Stated problem: Check each line of the listing below for the string "Керчь", and copy the ones that have it.

Exercise material:
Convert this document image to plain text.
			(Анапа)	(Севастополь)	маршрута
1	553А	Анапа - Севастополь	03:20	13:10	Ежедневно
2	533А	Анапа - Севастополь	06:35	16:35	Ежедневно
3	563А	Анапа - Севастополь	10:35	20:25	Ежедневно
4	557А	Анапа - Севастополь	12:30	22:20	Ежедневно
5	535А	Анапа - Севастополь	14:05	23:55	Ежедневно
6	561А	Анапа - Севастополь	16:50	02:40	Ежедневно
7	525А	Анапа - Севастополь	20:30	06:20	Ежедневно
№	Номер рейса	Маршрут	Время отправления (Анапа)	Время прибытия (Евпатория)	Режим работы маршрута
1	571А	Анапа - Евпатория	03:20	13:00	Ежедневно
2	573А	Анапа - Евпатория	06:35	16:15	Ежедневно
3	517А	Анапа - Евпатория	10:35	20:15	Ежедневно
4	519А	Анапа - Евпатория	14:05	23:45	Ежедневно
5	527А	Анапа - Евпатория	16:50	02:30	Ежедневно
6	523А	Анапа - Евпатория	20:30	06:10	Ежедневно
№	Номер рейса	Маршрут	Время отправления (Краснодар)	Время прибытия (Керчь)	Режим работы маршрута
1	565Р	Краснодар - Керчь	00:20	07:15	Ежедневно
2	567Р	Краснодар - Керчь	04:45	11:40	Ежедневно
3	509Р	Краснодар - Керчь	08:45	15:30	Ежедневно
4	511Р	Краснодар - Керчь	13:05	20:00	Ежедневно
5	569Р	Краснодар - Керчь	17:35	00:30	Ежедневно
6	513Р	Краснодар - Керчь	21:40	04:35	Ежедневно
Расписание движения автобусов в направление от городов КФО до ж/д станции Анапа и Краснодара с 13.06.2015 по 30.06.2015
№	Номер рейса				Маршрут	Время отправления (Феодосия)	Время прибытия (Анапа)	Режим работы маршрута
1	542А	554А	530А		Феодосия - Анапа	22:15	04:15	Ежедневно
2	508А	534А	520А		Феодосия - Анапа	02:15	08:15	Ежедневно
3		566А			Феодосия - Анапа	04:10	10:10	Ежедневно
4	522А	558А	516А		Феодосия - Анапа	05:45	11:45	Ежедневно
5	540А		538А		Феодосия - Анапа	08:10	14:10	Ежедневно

Response for this exercise:
№	Номер рейса	Маршрут	Время отправления (Краснодар)	Время прибытия (Керчь)	Режим работы маршрута
1	565Р	Краснодар - Керчь	00:20	07:15	Ежедневно
2	567Р	Краснодар - Керчь	04:45	11:40	Ежедневно
3	509Р	Краснодар - Керчь	08:45	15:30	Ежедневно
4	511Р	Краснодар - Керчь	13:05	20:00	Ежедневно
5	569Р	Краснодар - Керчь	17:35	00:30	Ежедневно
6	513Р	Краснодар - Керчь	21:40	04:35	Ежедневно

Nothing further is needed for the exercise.